▸ **Written problem**: Repeat each record below exactly as given.

▸ **Dataset records**:
* * * * * * *
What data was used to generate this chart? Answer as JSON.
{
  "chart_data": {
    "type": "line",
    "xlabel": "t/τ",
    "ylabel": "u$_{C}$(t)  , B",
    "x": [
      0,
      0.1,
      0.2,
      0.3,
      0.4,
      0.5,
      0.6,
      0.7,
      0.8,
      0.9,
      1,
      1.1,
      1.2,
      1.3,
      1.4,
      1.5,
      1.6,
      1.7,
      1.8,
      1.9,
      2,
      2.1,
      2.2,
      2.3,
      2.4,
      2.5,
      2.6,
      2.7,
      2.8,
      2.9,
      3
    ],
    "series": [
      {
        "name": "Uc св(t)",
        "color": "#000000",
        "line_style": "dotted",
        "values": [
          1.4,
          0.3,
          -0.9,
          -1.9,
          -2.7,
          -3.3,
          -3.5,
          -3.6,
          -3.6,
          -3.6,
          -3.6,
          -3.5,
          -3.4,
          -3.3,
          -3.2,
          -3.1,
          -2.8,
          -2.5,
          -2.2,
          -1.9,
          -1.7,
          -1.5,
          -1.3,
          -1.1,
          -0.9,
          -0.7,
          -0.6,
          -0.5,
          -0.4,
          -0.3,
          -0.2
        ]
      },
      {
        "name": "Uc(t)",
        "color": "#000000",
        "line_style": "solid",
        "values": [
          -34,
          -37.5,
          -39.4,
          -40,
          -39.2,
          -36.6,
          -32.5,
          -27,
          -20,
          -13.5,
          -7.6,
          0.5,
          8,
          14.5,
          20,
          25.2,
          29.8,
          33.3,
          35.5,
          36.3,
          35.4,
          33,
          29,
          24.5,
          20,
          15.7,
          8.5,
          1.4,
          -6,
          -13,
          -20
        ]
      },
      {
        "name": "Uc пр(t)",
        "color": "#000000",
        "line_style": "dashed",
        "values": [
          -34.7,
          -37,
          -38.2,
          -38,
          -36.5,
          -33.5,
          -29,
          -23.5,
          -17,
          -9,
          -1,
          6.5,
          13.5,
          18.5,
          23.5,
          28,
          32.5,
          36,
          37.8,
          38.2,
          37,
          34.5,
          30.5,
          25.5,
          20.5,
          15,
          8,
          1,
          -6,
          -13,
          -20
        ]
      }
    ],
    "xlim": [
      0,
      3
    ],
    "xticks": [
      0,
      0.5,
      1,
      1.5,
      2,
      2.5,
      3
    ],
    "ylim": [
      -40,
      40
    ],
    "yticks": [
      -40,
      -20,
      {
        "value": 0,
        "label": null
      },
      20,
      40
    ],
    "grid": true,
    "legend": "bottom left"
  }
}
* * * * * * *
▸ **Expected answer**:
What data was used to generate this chart? Answer as JSON.
{
  "chart_data": {
    "type": "line",
    "xlabel": "t/τ",
    "ylabel": "u$_{C}$(t)  , B",
    "x": [
      0,
      0.1,
      0.2,
      0.3,
      0.4,
      0.5,
      0.6,
      0.7,
      0.8,
      0.9,
      1,
      1.1,
      1.2,
      1.3,
      1.4,
      1.5,
      1.6,
      1.7,
      1.8,
      1.9,
      2,
      2.1,
      2.2,
      2.3,
      2.4,
      2.5,
      2.6,
      2.7,
      2.8,
      2.9,
      3
    ],
    "series": [
      {
        "name": "Uc св(t)",
        "color": "#000000",
        "line_style": "dotted",
        "values": [
          1.4,
          0.3,
          -0.9,
          -1.9,
          -2.7,
          -3.3,
          -3.5,
          -3.6,
          -3.6,
          -3.6,
          -3.6,
          -3.5,
          -3.4,
          -3.3,
          -3.2,
          -3.1,
          -2.8,
          -2.5,
          -2.2,
          -1.9,
          -1.7,
          -1.5,
          -1.3,
          -1.1,
          -0.9,
          -0.7,
          -0.6,
          -0.5,
          -0.4,
          -0.3,
          -0.2
        ]
      },
      {
        "name": "Uc(t)",
        "color": "#000000",
        "line_style": "solid",
        "values": [
          -34,
          -37.5,
          -39.4,
          -40,
          -39.2,
          -36.6,
          -32.5,
          -27,
          -20,
          -13.5,
          -7.6,
          0.5,
          8,
          14.5,
          20,
          25.2,
          29.8,
          33.3,
          35.5,
          36.3,
          35.4,
          33,
          29,
          24.5,
          20,
          15.7,
          8.5,
          1.4,
          -6,
          -13,
          -20
        ]
      },
      {
        "name": "Uc пр(t)",
        "color": "#000000",
        "line_style": "dashed",
        "values": [
          -34.7,
          -37,
          -38.2,
          -38,
          -36.5,
          -33.5,
          -29,
          -23.5,
          -17,
          -9,
          -1,
          6.5,
          13.5,
          18.5,
          23.5,
          28,
          32.5,
          36,
          37.8,
          38.2,
          37,
          34.5,
          30.5,
          25.5,
          20.5,
          15,
          8,
          1,
          -6,
          -13,
          -20
        ]
      }
    ],
    "xlim": [
      0,
      3
    ],
    "xticks": [
      0,
      0.5,
      1,
      1.5,
      2,
      2.5,
      3
    ],
    "ylim": [
      -40,
      40
    ],
    "yticks": [
      -40,
      -20,
      {
        "value": 0,
        "label": null
      },
      20,
      40
    ],
    "grid": true,
    "legend": "bottom left"
  }
}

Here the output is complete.